• Instruction:
Carry none of the pictures over; write out the complete data exactly.

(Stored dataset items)
== == ==

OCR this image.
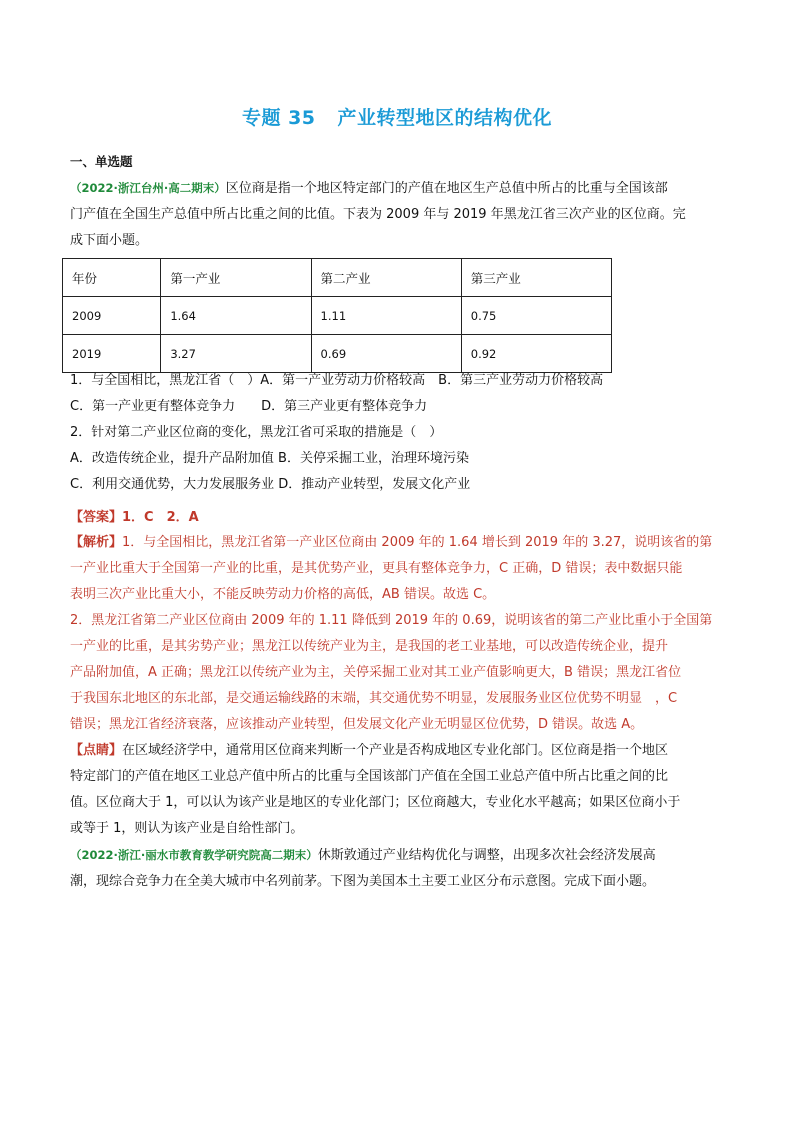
专题 35 产业转型地区的结构优化
一、单选题
（2022·浙江台州·高二期末）区位商是指一个地区特定部门的产值在地区生产总值中所占的比重与全国该部
门产值在全国生产总值中所占比重之间的比值。下表为 2009 年与 2019 年黑龙江省三次产业的区位商。完
成下面小题。
年份	第一产业	第二产业	第三产业
2009	1.64	1.11	0.75
2019	3.27	0.69	0.92
1．与全国相比，黑龙江省（　）A．第一产业劳动力价格较高　B．第三产业劳动力价格较高
C．第一产业更有整体竞争力　　D．第三产业更有整体竞争力
2．针对第二产业区位商的变化，黑龙江省可采取的措施是（　）
A．改造传统企业，提升产品附加值 B．关停采掘工业，治理环境污染
C．利用交通优势，大力发展服务业 D．推动产业转型，发展文化产业
【答案】1．C　2．A
【解析】1．与全国相比，黑龙江省第一产业区位商由 2009 年的 1.64 增长到 2019 年的 3.27，说明该省的第
一产业比重大于全国第一产业的比重，是其优势产业，更具有整体竞争力，C 正确，D 错误；表中数据只能
表明三次产业比重大小，不能反映劳动力价格的高低，AB 错误。故选 C。
2．黑龙江省第二产业区位商由 2009 年的 1.11 降低到 2019 年的 0.69，说明该省的第二产业比重小于全国第
一产业的比重，是其劣势产业；黑龙江以传统产业为主，是我国的老工业基地，可以改造传统企业，提升
产品附加值，A 正确；黑龙江以传统产业为主，关停采掘工业对其工业产值影响更大，B 错误；黑龙江省位
于我国东北地区的东北部，是交通运输线路的末端，其交通优势不明显，发展服务业区位优势不明显　，C
错误；黑龙江省经济衰落，应该推动产业转型，但发展文化产业无明显区位优势，D 错误。故选 A。
【点睛】在区域经济学中，通常用区位商来判断一个产业是否构成地区专业化部门。区位商是指一个地区
特定部门的产值在地区工业总产值中所占的比重与全国该部门产值在全国工业总产值中所占比重之间的比
值。区位商大于 1，可以认为该产业是地区的专业化部门；区位商越大，专业化水平越高；如果区位商小于
或等于 1，则认为该产业是自给性部门。
（2022·浙江·丽水市教育教学研究院高二期末）休斯敦通过产业结构优化与调整，出现多次社会经济发展高
潮，现综合竞争力在全美大城市中名列前茅。下图为美国本土主要工业区分布示意图。完成下面小题。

== == ==

• Task solution:
OCR this image.
专题 35 产业转型地区的结构优化
一、单选题
（2022·浙江台州·高二期末）区位商是指一个地区特定部门的产值在地区生产总值中所占的比重与全国该部
门产值在全国生产总值中所占比重之间的比值。下表为 2009 年与 2019 年黑龙江省三次产业的区位商。完
成下面小题。
年份	第一产业	第二产业	第三产业
2009	1.64	1.11	0.75
2019	3.27	0.69	0.92
1．与全国相比，黑龙江省（　）A．第一产业劳动力价格较高　B．第三产业劳动力价格较高
C．第一产业更有整体竞争力　　D．第三产业更有整体竞争力
2．针对第二产业区位商的变化，黑龙江省可采取的措施是（　）
A．改造传统企业，提升产品附加值 B．关停采掘工业，治理环境污染
C．利用交通优势，大力发展服务业 D．推动产业转型，发展文化产业
【答案】1．C　2．A
【解析】1．与全国相比，黑龙江省第一产业区位商由 2009 年的 1.64 增长到 2019 年的 3.27，说明该省的第
一产业比重大于全国第一产业的比重，是其优势产业，更具有整体竞争力，C 正确，D 错误；表中数据只能
表明三次产业比重大小，不能反映劳动力价格的高低，AB 错误。故选 C。
2．黑龙江省第二产业区位商由 2009 年的 1.11 降低到 2019 年的 0.69，说明该省的第二产业比重小于全国第
一产业的比重，是其劣势产业；黑龙江以传统产业为主，是我国的老工业基地，可以改造传统企业，提升
产品附加值，A 正确；黑龙江以传统产业为主，关停采掘工业对其工业产值影响更大，B 错误；黑龙江省位
于我国东北地区的东北部，是交通运输线路的末端，其交通优势不明显，发展服务业区位优势不明显　，C
错误；黑龙江省经济衰落，应该推动产业转型，但发展文化产业无明显区位优势，D 错误。故选 A。
【点睛】在区域经济学中，通常用区位商来判断一个产业是否构成地区专业化部门。区位商是指一个地区
特定部门的产值在地区工业总产值中所占的比重与全国该部门产值在全国工业总产值中所占比重之间的比
值。区位商大于 1，可以认为该产业是地区的专业化部门；区位商越大，专业化水平越高；如果区位商小于
或等于 1，则认为该产业是自给性部门。
（2022·浙江·丽水市教育教学研究院高二期末）休斯敦通过产业结构优化与调整，出现多次社会经济发展高
潮，现综合竞争力在全美大城市中名列前茅。下图为美国本土主要工业区分布示意图。完成下面小题。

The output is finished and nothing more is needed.